### WHAT YOU NEED TO DO
Select and reproduce each line of the listing below that bears the string "Rapat".

### THE DATA
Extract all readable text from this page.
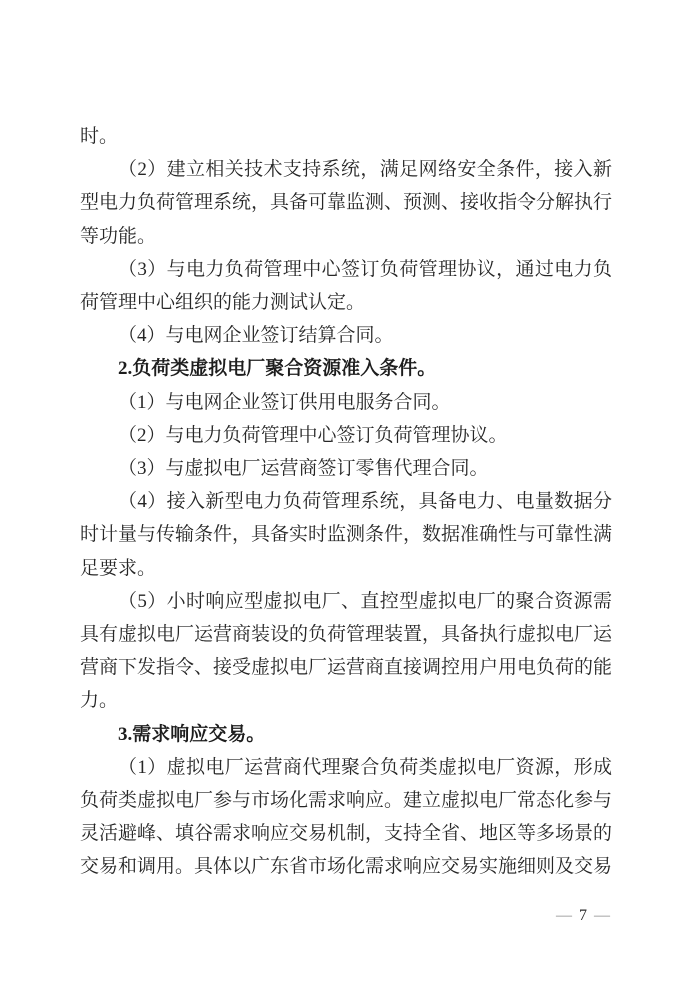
时。

（2）建立相关技术支持系统，满足网络安全条件，接入新型电力负荷管理系统，具备可靠监测、预测、接收指令分解执行等功能。

（3）与电力负荷管理中心签订负荷管理协议，通过电力负荷管理中心组织的能力测试认定。

（4）与电网企业签订结算合同。

2.负荷类虚拟电厂聚合资源准入条件。

（1）与电网企业签订供用电服务合同。

（2）与电力负荷管理中心签订负荷管理协议。

（3）与虚拟电厂运营商签订零售代理合同。

（4）接入新型电力负荷管理系统，具备电力、电量数据分时计量与传输条件，具备实时监测条件，数据准确性与可靠性满足要求。

（5）小时响应型虚拟电厂、直控型虚拟电厂的聚合资源需具有虚拟电厂运营商装设的负荷管理装置，具备执行虚拟电厂运营商下发指令、接受虚拟电厂运营商直接调控用户用电负荷的能力。

3.需求响应交易。

（1）虚拟电厂运营商代理聚合负荷类虚拟电厂资源，形成负荷类虚拟电厂参与市场化需求响应。建立虚拟电厂常态化参与灵活避峰、填谷需求响应交易机制，支持全省、地区等多场景的交易和调用。具体以广东省市场化需求响应交易实施细则及交易

— 7 —
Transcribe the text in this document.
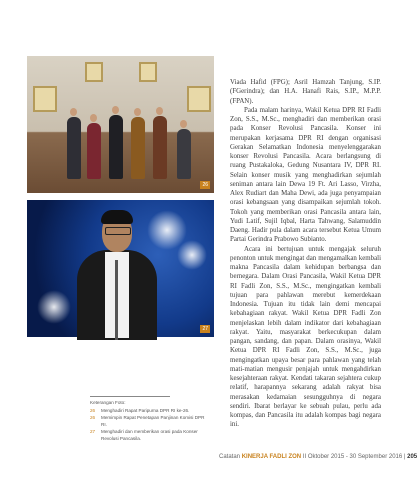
26
27

Viada Hafid (FPG); Asril Hamzah Tanjung, S.IP. (FGerindra); dan H.A. Hanafi Rais, S.IP., M.P.P. (FPAN).

Pada malam harinya, Wakil Ketua DPR RI Fadli Zon, S.S., M.Sc., menghadiri dan memberikan orasi pada Konser Revolusi Pancasila. Konser ini merupakan kerjasama DPR RI dengan organisasi Gerakan Selamatkan Indonesia menyelenggarakan konser Revolusi Pancasila. Acara berlangsung di ruang Pustakaloka, Gedung Nusantara IV, DPR RI. Selain konser musik yang menghadirkan sejumlah seniman antara lain Dewa 19 Ft. Ari Lasso, Virzha, Alex Rudiart dan Maha Dewi, ada juga penyampaian orasi kebangsaan yang disampaikan sejumlah tokoh. Tokoh yang memberikan orasi Pancasila antara lain, Yudi Latif, Sujil Iqbal, Harta Tahwang, Salamuddin Daeng. Hadir pula dalam acara tersebut Ketua Umum Partai Gerindra Prabowo Subianto.

Acara ini bertujuan untuk mengajak seluruh penonton untuk mengingat dan mengamalkan kembali makna Pancasila dalam kehidupan berbangsa dan bernegara. Dalam Orasi Pancasila, Wakil Ketua DPR RI Fadli Zon, S.S., M.Sc., mengingatkan kembali tujuan para pahlawan merebut kemerdekaan Indonesia. Tujuan itu tidak lain demi mencapai kebahagiaan rakyat. Wakil Ketua DPR Fadli Zon menjelaskan lebih dalam indikator dari kebahagiaan rakyat. Yaitu, masyarakat berkecukupan dalam pangan, sandang, dan papan. Dalam orasinya, Wakil Ketua DPR RI Fadli Zon, S.S., M.Sc., juga mengingatkan upaya besar para pahlawan yang telah mati-matian mengusir penjajah untuk mengahdirkan kesejahteraan rakyat. Kendati takaran sejahtera cukup relatif, harapannya sekarang adalah rakyat bisa merasakan kedamaian sesungguhnya di negara sendiri. Ibarat berlayar ke sebuah pulau, perlu ada kompas, dan Pancasila itu adalah kompas bagi negara ini.

Keterangan Foto:
26	Menghadiri Rapat Paripurna DPR RI ke-26.
26	Memimpin Rapat Penetapan Panjinan Komisi DPR RI.
27	Menghadiri dan memberikan orasi pada Konser Revolusi Pancasila.
Catatan KINERJA FADLI ZON II Oktober 2015 - 30 September 2016 | 205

### RESPONSE TO THE TASK
26	Menghadiri Rapat Paripurna DPR RI ke-26.
26	Memimpin Rapat Penetapan Panjinan Komisi DPR RI.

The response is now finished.